* _The problem_: Each line that holds the word "ylabel" counts once. Give the total number of such lines and nothing else.

* _Source records_:
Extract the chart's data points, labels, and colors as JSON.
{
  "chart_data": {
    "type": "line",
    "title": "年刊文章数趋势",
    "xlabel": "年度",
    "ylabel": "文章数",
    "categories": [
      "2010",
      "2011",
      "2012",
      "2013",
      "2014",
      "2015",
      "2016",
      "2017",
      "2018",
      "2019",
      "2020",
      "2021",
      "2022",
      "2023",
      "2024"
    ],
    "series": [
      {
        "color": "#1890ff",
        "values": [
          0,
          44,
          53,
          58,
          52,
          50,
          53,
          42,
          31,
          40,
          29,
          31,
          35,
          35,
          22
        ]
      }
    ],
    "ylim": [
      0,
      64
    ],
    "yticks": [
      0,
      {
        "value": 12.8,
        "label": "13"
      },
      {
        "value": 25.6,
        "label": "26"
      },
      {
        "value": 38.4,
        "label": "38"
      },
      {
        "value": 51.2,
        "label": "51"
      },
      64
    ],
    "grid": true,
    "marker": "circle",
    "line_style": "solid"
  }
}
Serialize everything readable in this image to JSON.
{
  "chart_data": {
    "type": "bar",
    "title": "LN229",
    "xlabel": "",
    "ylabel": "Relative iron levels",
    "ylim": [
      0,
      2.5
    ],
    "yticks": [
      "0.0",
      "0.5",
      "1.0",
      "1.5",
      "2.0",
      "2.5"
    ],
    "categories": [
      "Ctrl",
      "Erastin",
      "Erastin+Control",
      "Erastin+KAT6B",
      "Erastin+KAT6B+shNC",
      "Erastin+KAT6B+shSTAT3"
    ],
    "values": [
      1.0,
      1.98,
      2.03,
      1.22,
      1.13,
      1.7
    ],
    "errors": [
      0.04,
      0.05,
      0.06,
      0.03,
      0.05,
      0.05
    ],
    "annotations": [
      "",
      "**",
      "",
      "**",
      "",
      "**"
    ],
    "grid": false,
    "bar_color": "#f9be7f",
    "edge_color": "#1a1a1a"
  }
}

* _Answer below_: 2